→ Stated exercise: Each line of the material below that holds the word "YESTERDAY" needs to be copied.

→ Provided material:
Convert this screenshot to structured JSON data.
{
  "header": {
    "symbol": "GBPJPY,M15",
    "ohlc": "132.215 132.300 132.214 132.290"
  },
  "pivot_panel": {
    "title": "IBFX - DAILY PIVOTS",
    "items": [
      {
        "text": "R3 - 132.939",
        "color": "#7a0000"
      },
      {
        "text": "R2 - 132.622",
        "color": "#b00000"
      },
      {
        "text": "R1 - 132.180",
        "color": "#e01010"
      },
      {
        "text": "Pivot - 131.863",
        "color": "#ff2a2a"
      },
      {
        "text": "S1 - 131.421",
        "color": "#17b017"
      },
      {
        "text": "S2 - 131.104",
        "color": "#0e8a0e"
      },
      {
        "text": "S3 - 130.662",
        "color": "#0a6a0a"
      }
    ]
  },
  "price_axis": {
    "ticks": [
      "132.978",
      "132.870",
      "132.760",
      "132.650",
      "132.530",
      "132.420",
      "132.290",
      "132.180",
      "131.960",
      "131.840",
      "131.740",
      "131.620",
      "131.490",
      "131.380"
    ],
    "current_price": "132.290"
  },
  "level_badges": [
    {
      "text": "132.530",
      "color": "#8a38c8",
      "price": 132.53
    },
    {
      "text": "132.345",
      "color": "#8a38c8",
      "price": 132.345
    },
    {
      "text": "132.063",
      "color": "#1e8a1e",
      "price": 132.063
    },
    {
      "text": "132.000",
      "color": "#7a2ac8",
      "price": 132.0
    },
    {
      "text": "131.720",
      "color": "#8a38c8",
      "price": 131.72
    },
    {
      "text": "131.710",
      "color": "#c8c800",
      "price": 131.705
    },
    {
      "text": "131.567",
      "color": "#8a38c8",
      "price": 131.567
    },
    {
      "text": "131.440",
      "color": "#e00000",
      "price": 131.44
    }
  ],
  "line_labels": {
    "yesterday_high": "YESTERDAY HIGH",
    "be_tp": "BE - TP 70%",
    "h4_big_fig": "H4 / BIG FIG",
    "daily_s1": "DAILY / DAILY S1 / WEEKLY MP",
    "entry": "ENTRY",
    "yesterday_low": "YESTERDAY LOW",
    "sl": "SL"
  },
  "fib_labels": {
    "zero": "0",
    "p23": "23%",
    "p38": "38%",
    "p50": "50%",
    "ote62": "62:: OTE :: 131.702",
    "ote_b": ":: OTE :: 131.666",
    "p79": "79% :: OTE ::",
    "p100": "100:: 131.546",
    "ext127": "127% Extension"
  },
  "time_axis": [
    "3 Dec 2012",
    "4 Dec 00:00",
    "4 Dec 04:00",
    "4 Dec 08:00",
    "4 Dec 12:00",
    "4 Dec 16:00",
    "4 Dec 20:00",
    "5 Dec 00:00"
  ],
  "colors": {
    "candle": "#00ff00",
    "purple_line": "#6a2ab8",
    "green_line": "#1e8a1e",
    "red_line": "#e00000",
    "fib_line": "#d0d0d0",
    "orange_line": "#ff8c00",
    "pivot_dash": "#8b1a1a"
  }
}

→ Exercise result:
    "yesterday_high": "YESTERDAY HIGH",
    "yesterday_low": "YESTERDAY LOW",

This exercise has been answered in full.